Exactly the lines from the line containing "What data populates" through the final line of the entries below must be returned, and only those, without pictures.

━━━━

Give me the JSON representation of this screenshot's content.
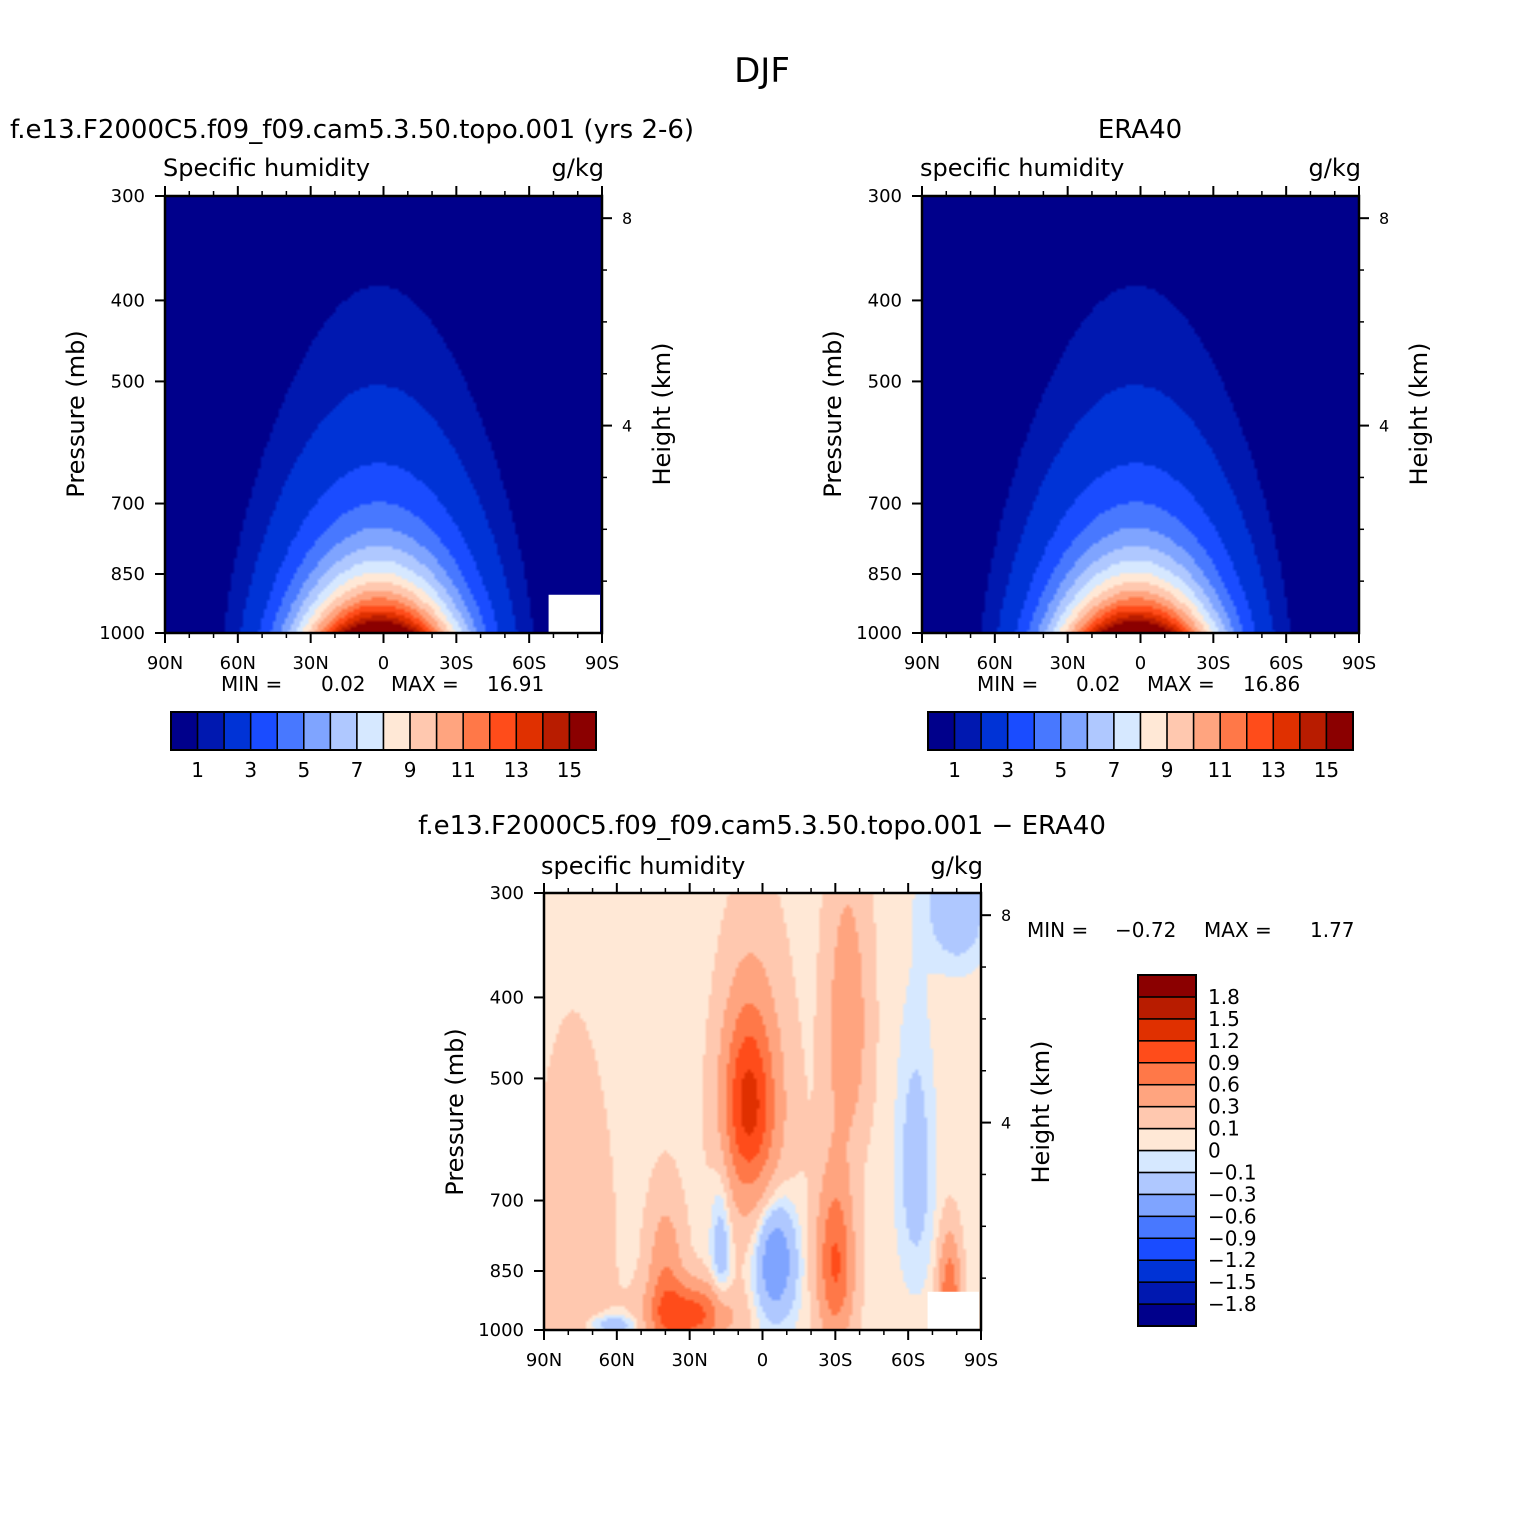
{
  "figure_title": "DJF",
  "chart_data": [
    {
      "type": "heatmap",
      "panel": "model",
      "title": "f.e13.F2000C5.f09_f09.cam5.3.50.topo.001 (yrs 2-6)",
      "subtitle_left": "Specific humidity",
      "subtitle_right": "g/kg",
      "ylabel": "Pressure (mb)",
      "y2label": "Height (km)",
      "x_ticks": [
        "90N",
        "60N",
        "30N",
        "0",
        "30S",
        "60S",
        "90S"
      ],
      "y_ticks": [
        "300",
        "400",
        "500",
        "700",
        "850",
        "1000"
      ],
      "y2_ticks": [
        "8",
        "4"
      ],
      "xlim": [
        90,
        -90
      ],
      "ylim": [
        1000,
        300
      ],
      "contour_levels": [
        0.5,
        1,
        2,
        3,
        4,
        5,
        6,
        7,
        8,
        9,
        10,
        11,
        12,
        13,
        14,
        15
      ],
      "peak_latitude": 2,
      "peak_value": 16.9,
      "stats": {
        "min_label": "MIN =",
        "min": "0.02",
        "max_label": "MAX =",
        "max": "16.91"
      },
      "colorbar": {
        "colors": [
          "#00008b",
          "#0018b0",
          "#0033d6",
          "#1a4cff",
          "#4878ff",
          "#7fa4ff",
          "#afc8ff",
          "#d6e8ff",
          "#ffe8d6",
          "#ffc8af",
          "#ffa47f",
          "#ff7848",
          "#ff4c1a",
          "#e03000",
          "#b81c00",
          "#8b0000"
        ],
        "labels": [
          "1",
          "3",
          "5",
          "7",
          "9",
          "11",
          "13",
          "15"
        ]
      }
    },
    {
      "type": "heatmap",
      "panel": "obs",
      "title": "ERA40",
      "subtitle_left": "specific humidity",
      "subtitle_right": "g/kg",
      "ylabel": "Pressure (mb)",
      "y2label": "Height (km)",
      "x_ticks": [
        "90N",
        "60N",
        "30N",
        "0",
        "30S",
        "60S",
        "90S"
      ],
      "y_ticks": [
        "300",
        "400",
        "500",
        "700",
        "850",
        "1000"
      ],
      "y2_ticks": [
        "8",
        "4"
      ],
      "xlim": [
        90,
        -90
      ],
      "ylim": [
        1000,
        300
      ],
      "contour_levels": [
        0.5,
        1,
        2,
        3,
        4,
        5,
        6,
        7,
        8,
        9,
        10,
        11,
        12,
        13,
        14,
        15
      ],
      "peak_latitude": 2,
      "peak_value": 16.9,
      "stats": {
        "min_label": "MIN =",
        "min": "0.02",
        "max_label": "MAX =",
        "max": "16.86"
      },
      "colorbar": {
        "colors": [
          "#00008b",
          "#0018b0",
          "#0033d6",
          "#1a4cff",
          "#4878ff",
          "#7fa4ff",
          "#afc8ff",
          "#d6e8ff",
          "#ffe8d6",
          "#ffc8af",
          "#ffa47f",
          "#ff7848",
          "#ff4c1a",
          "#e03000",
          "#b81c00",
          "#8b0000"
        ],
        "labels": [
          "1",
          "3",
          "5",
          "7",
          "9",
          "11",
          "13",
          "15"
        ]
      }
    },
    {
      "type": "heatmap",
      "panel": "difference",
      "title": "f.e13.F2000C5.f09_f09.cam5.3.50.topo.001 − ERA40",
      "subtitle_left": "specific humidity",
      "subtitle_right": "g/kg",
      "ylabel": "Pressure (mb)",
      "y2label": "Height (km)",
      "x_ticks": [
        "90N",
        "60N",
        "30N",
        "0",
        "30S",
        "60S",
        "90S"
      ],
      "y_ticks": [
        "300",
        "400",
        "500",
        "700",
        "850",
        "1000"
      ],
      "y2_ticks": [
        "8",
        "4"
      ],
      "xlim": [
        90,
        -90
      ],
      "ylim": [
        1000,
        300
      ],
      "contour_levels": [
        -1.8,
        -1.5,
        -1.2,
        -0.9,
        -0.6,
        -0.3,
        -0.1,
        0,
        0.1,
        0.3,
        0.6,
        0.9,
        1.2,
        1.5,
        1.8
      ],
      "anomalies": [
        {
          "lat": 6,
          "p": 530,
          "amp": 1.0,
          "slat": 7,
          "sp": 90
        },
        {
          "lat": 2,
          "p": 600,
          "amp": 0.35,
          "slat": 10,
          "sp": 160
        },
        {
          "lat": -35,
          "p": 430,
          "amp": 0.45,
          "slat": 6,
          "sp": 110
        },
        {
          "lat": -30,
          "p": 830,
          "amp": 0.9,
          "slat": 5,
          "sp": 130
        },
        {
          "lat": 30,
          "p": 960,
          "amp": 1.0,
          "slat": 11,
          "sp": 55
        },
        {
          "lat": 40,
          "p": 870,
          "amp": 0.5,
          "slat": 5,
          "sp": 120
        },
        {
          "lat": -5,
          "p": 820,
          "amp": -0.65,
          "slat": 6,
          "sp": 100
        },
        {
          "lat": 17,
          "p": 800,
          "amp": -0.3,
          "slat": 3,
          "sp": 120
        },
        {
          "lat": -63,
          "p": 640,
          "amp": -0.25,
          "slat": 5,
          "sp": 150
        },
        {
          "lat": 62,
          "p": 985,
          "amp": -0.3,
          "slat": 8,
          "sp": 20
        },
        {
          "lat": -77,
          "p": 900,
          "amp": 0.8,
          "slat": 3,
          "sp": 90
        },
        {
          "lat": 78,
          "p": 810,
          "amp": 0.25,
          "slat": 10,
          "sp": 220
        },
        {
          "lat": -80,
          "p": 310,
          "amp": -0.35,
          "slat": 8,
          "sp": 35
        }
      ],
      "stats": {
        "min_label": "MIN =",
        "min": "−0.72",
        "max_label": "MAX =",
        "max": "1.77"
      },
      "colorbar": {
        "colors": [
          "#00008b",
          "#0018b0",
          "#0033d6",
          "#1a4cff",
          "#4878ff",
          "#7fa4ff",
          "#afc8ff",
          "#d6e8ff",
          "#ffe8d6",
          "#ffc8af",
          "#ffa47f",
          "#ff7848",
          "#ff4c1a",
          "#e03000",
          "#b81c00",
          "#8b0000"
        ],
        "labels": [
          "−1.8",
          "−1.5",
          "−1.2",
          "−0.9",
          "−0.6",
          "−0.3",
          "−0.1",
          "0",
          "0.1",
          "0.3",
          "0.6",
          "0.9",
          "1.2",
          "1.5",
          "1.8"
        ]
      }
    }
  ]
}
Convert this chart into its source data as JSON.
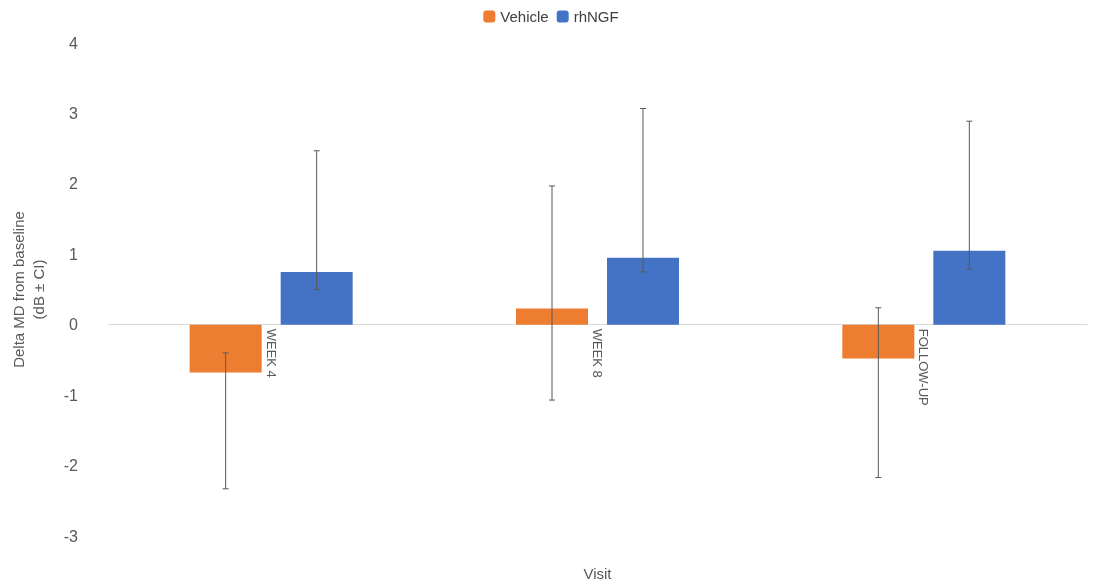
{
  "chart_data": {
    "type": "bar",
    "xlabel": "Visit",
    "ylabel": "Delta MD from baseline\n(dB ± CI)",
    "categories": [
      "WEEK 4",
      "WEEK 8",
      "FOLLOW-UP"
    ],
    "series": [
      {
        "name": "Vehicle",
        "color": "#ed7d31",
        "values": [
          -0.68,
          0.23,
          -0.48
        ],
        "errors": [
          [
            -2.33,
            -0.4
          ],
          [
            -1.07,
            1.97
          ],
          [
            -2.17,
            0.24
          ]
        ]
      },
      {
        "name": "rhNGF",
        "color": "#4472c4",
        "values": [
          0.75,
          0.95,
          1.05
        ],
        "errors": [
          [
            0.5,
            2.47
          ],
          [
            0.75,
            3.07
          ],
          [
            0.79,
            2.89
          ]
        ]
      }
    ],
    "ylim": [
      -3,
      4
    ],
    "yticks": [
      -3,
      -2,
      -1,
      0,
      1,
      2,
      3,
      4
    ],
    "grid": false,
    "legend": "top"
  }
}
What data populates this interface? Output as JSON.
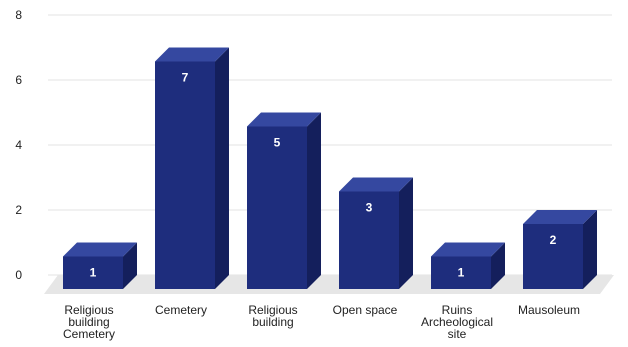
{
  "chart_data": {
    "type": "bar",
    "categories": [
      [
        "Religious",
        "building",
        "Cemetery"
      ],
      [
        "Cemetery"
      ],
      [
        "Religious",
        "building"
      ],
      [
        "Open space"
      ],
      [
        "Ruins",
        "Archeological",
        "site"
      ],
      [
        "Mausoleum"
      ]
    ],
    "values": [
      1,
      7,
      5,
      3,
      1,
      2
    ],
    "data_labels": [
      "1",
      "7",
      "5",
      "3",
      "1",
      "2"
    ],
    "yticks": [
      "0",
      "2",
      "4",
      "6",
      "8"
    ],
    "ylim": [
      0,
      8
    ],
    "grid": true,
    "style": "3d",
    "colors": {
      "bar_front": "#1e2d7d",
      "bar_top": "#3548a0",
      "bar_side": "#141f5c",
      "floor": "#e6e6e6"
    }
  }
}
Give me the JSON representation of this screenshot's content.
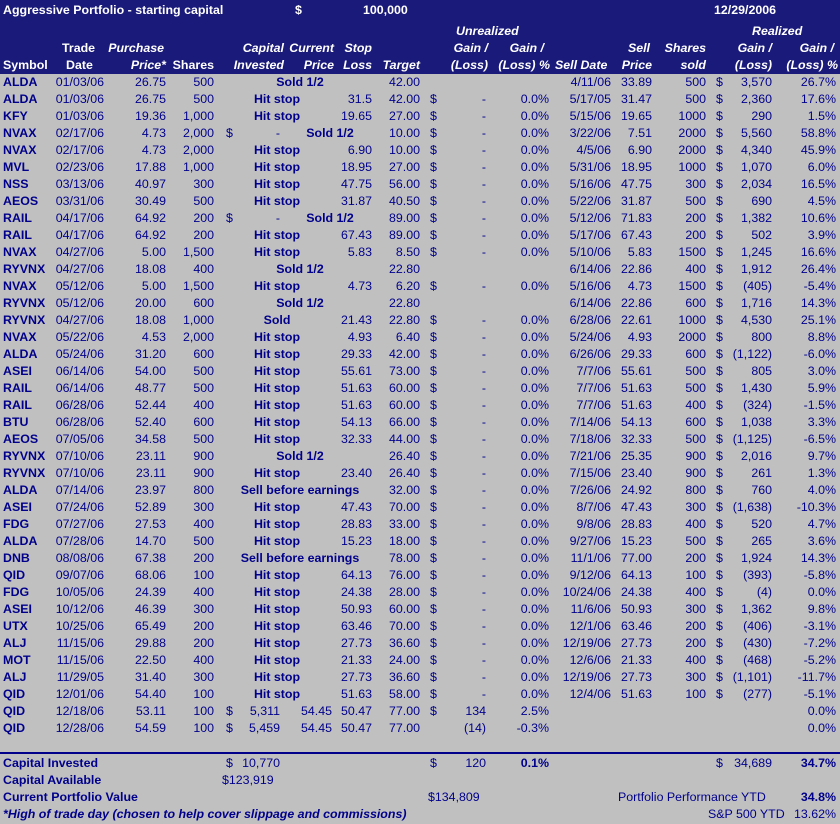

━━━━

— Complete response —
What data populates this interface? Output as JSON.
{
  "chart_data": {
    "type": "bar",
    "categories": [
      [
        "Religious",
        "building",
        "Cemetery"
      ],
      [
        "Cemetery"
      ],
      [
        "Religious",
        "building"
      ],
      [
        "Open space"
      ],
      [
        "Ruins",
        "Archeological",
        "site"
      ],
      [
        "Mausoleum"
      ]
    ],
    "values": [
      1,
      7,
      5,
      3,
      1,
      2
    ],
    "data_labels": [
      "1",
      "7",
      "5",
      "3",
      "1",
      "2"
    ],
    "yticks": [
      "0",
      "2",
      "4",
      "6",
      "8"
    ],
    "ylim": [
      0,
      8
    ],
    "grid": true,
    "style": "3d",
    "colors": {
      "bar_front": "#1e2d7d",
      "bar_top": "#3548a0",
      "bar_side": "#141f5c",
      "floor": "#e6e6e6"
    }
  }
}
Give me the JSON representation of this screenshot's content.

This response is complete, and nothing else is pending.